**Written exercise**
Pictures are not part of the copy; repeat everything else in the records exactly.
[start]
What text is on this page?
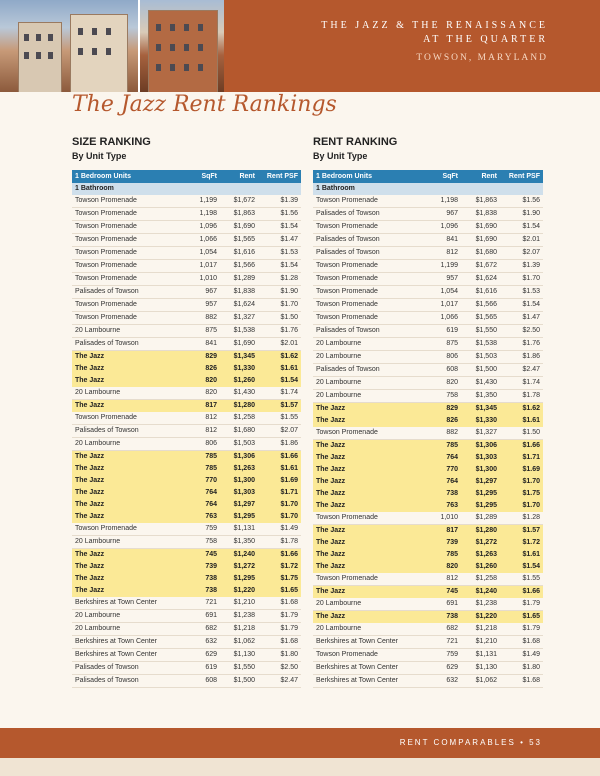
THE JAZZ & THE RENAISSANCE
AT THE QUARTER
TOWSON, MARYLAND
The Jazz Rent Rankings
SIZE RANKING
By Unit Type
RENT RANKING
By Unit Type
1 Bedroom Units	SqFt	Rent	Rent PSF
1 Bathroom			
Towson Promenade	1,199	$1,672	$1.39
Towson Promenade	1,198	$1,863	$1.56
Towson Promenade	1,096	$1,690	$1.54
Towson Promenade	1,066	$1,565	$1.47
Towson Promenade	1,054	$1,616	$1.53
Towson Promenade	1,017	$1,566	$1.54
Towson Promenade	1,010	$1,289	$1.28
Palisades of Towson	967	$1,838	$1.90
Towson Promenade	957	$1,624	$1.70
Towson Promenade	882	$1,327	$1.50
20 Lambourne	875	$1,538	$1.76
Palisades of Towson	841	$1,690	$2.01
The Jazz	829	$1,345	$1.62
The Jazz	826	$1,330	$1.61
The Jazz	820	$1,260	$1.54
20 Lambourne	820	$1,430	$1.74
The Jazz	817	$1,280	$1.57
Towson Promenade	812	$1,258	$1.55
Palisades of Towson	812	$1,680	$2.07
20 Lambourne	806	$1,503	$1.86
The Jazz	785	$1,306	$1.66
The Jazz	785	$1,263	$1.61
The Jazz	770	$1,300	$1.69
The Jazz	764	$1,303	$1.71
The Jazz	764	$1,297	$1.70
The Jazz	763	$1,295	$1.70
Towson Promenade	759	$1,131	$1.49
20 Lambourne	758	$1,350	$1.78
The Jazz	745	$1,240	$1.66
The Jazz	739	$1,272	$1.72
The Jazz	738	$1,295	$1.75
The Jazz	738	$1,220	$1.65
Berkshires at Town Center	721	$1,210	$1.68
20 Lambourne	691	$1,238	$1.79
20 Lambourne	682	$1,218	$1.79
Berkshires at Town Center	632	$1,062	$1.68
Berkshires at Town Center	629	$1,130	$1.80
Palisades of Towson	619	$1,550	$2.50
Palisades of Towson	608	$1,500	$2.47
1 Bedroom Units	SqFt	Rent	Rent PSF
1 Bathroom			
Towson Promenade	1,198	$1,863	$1.56
Palisades of Towson	967	$1,838	$1.90
Towson Promenade	1,096	$1,690	$1.54
Palisades of Towson	841	$1,690	$2.01
Palisades of Towson	812	$1,680	$2.07
Towson Promenade	1,199	$1,672	$1.39
Towson Promenade	957	$1,624	$1.70
Towson Promenade	1,054	$1,616	$1.53
Towson Promenade	1,017	$1,566	$1.54
Towson Promenade	1,066	$1,565	$1.47
Palisades of Towson	619	$1,550	$2.50
20 Lambourne	875	$1,538	$1.76
20 Lambourne	806	$1,503	$1.86
Palisades of Towson	608	$1,500	$2.47
20 Lambourne	820	$1,430	$1.74
20 Lambourne	758	$1,350	$1.78
The Jazz	829	$1,345	$1.62
The Jazz	826	$1,330	$1.61
Towson Promenade	882	$1,327	$1.50
The Jazz	785	$1,306	$1.66
The Jazz	764	$1,303	$1.71
The Jazz	770	$1,300	$1.69
The Jazz	764	$1,297	$1.70
The Jazz	738	$1,295	$1.75
The Jazz	763	$1,295	$1.70
Towson Promenade	1,010	$1,289	$1.28
The Jazz	817	$1,280	$1.57
The Jazz	739	$1,272	$1.72
The Jazz	785	$1,263	$1.61
The Jazz	820	$1,260	$1.54
Towson Promenade	812	$1,258	$1.55
The Jazz	745	$1,240	$1.66
20 Lambourne	691	$1,238	$1.79
The Jazz	738	$1,220	$1.65
20 Lambourne	682	$1,218	$1.79
Berkshires at Town Center	721	$1,210	$1.68
Towson Promenade	759	$1,131	$1.49
Berkshires at Town Center	629	$1,130	$1.80
Berkshires at Town Center	632	$1,062	$1.68
RENT COMPARABLES • 53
[end]
**Task answer**
What text is on this page?
THE JAZZ & THE RENAISSANCE
AT THE QUARTER
TOWSON, MARYLAND
The Jazz Rent Rankings
SIZE RANKING
By Unit Type
RENT RANKING
By Unit Type
1 Bedroom Units	SqFt	Rent	Rent PSF
1 Bathroom			
Towson Promenade	1,199	$1,672	$1.39
Towson Promenade	1,198	$1,863	$1.56
Towson Promenade	1,096	$1,690	$1.54
Towson Promenade	1,066	$1,565	$1.47
Towson Promenade	1,054	$1,616	$1.53
Towson Promenade	1,017	$1,566	$1.54
Towson Promenade	1,010	$1,289	$1.28
Palisades of Towson	967	$1,838	$1.90
Towson Promenade	957	$1,624	$1.70
Towson Promenade	882	$1,327	$1.50
20 Lambourne	875	$1,538	$1.76
Palisades of Towson	841	$1,690	$2.01
The Jazz	829	$1,345	$1.62
The Jazz	826	$1,330	$1.61
The Jazz	820	$1,260	$1.54
20 Lambourne	820	$1,430	$1.74
The Jazz	817	$1,280	$1.57
Towson Promenade	812	$1,258	$1.55
Palisades of Towson	812	$1,680	$2.07
20 Lambourne	806	$1,503	$1.86
The Jazz	785	$1,306	$1.66
The Jazz	785	$1,263	$1.61
The Jazz	770	$1,300	$1.69
The Jazz	764	$1,303	$1.71
The Jazz	764	$1,297	$1.70
The Jazz	763	$1,295	$1.70
Towson Promenade	759	$1,131	$1.49
20 Lambourne	758	$1,350	$1.78
The Jazz	745	$1,240	$1.66
The Jazz	739	$1,272	$1.72
The Jazz	738	$1,295	$1.75
The Jazz	738	$1,220	$1.65
Berkshires at Town Center	721	$1,210	$1.68
20 Lambourne	691	$1,238	$1.79
20 Lambourne	682	$1,218	$1.79
Berkshires at Town Center	632	$1,062	$1.68
Berkshires at Town Center	629	$1,130	$1.80
Palisades of Towson	619	$1,550	$2.50
Palisades of Towson	608	$1,500	$2.47
1 Bedroom Units	SqFt	Rent	Rent PSF
1 Bathroom			
Towson Promenade	1,198	$1,863	$1.56
Palisades of Towson	967	$1,838	$1.90
Towson Promenade	1,096	$1,690	$1.54
Palisades of Towson	841	$1,690	$2.01
Palisades of Towson	812	$1,680	$2.07
Towson Promenade	1,199	$1,672	$1.39
Towson Promenade	957	$1,624	$1.70
Towson Promenade	1,054	$1,616	$1.53
Towson Promenade	1,017	$1,566	$1.54
Towson Promenade	1,066	$1,565	$1.47
Palisades of Towson	619	$1,550	$2.50
20 Lambourne	875	$1,538	$1.76
20 Lambourne	806	$1,503	$1.86
Palisades of Towson	608	$1,500	$2.47
20 Lambourne	820	$1,430	$1.74
20 Lambourne	758	$1,350	$1.78
The Jazz	829	$1,345	$1.62
The Jazz	826	$1,330	$1.61
Towson Promenade	882	$1,327	$1.50
The Jazz	785	$1,306	$1.66
The Jazz	764	$1,303	$1.71
The Jazz	770	$1,300	$1.69
The Jazz	764	$1,297	$1.70
The Jazz	738	$1,295	$1.75
The Jazz	763	$1,295	$1.70
Towson Promenade	1,010	$1,289	$1.28
The Jazz	817	$1,280	$1.57
The Jazz	739	$1,272	$1.72
The Jazz	785	$1,263	$1.61
The Jazz	820	$1,260	$1.54
Towson Promenade	812	$1,258	$1.55
The Jazz	745	$1,240	$1.66
20 Lambourne	691	$1,238	$1.79
The Jazz	738	$1,220	$1.65
20 Lambourne	682	$1,218	$1.79
Berkshires at Town Center	721	$1,210	$1.68
Towson Promenade	759	$1,131	$1.49
Berkshires at Town Center	629	$1,130	$1.80
Berkshires at Town Center	632	$1,062	$1.68
RENT COMPARABLES • 53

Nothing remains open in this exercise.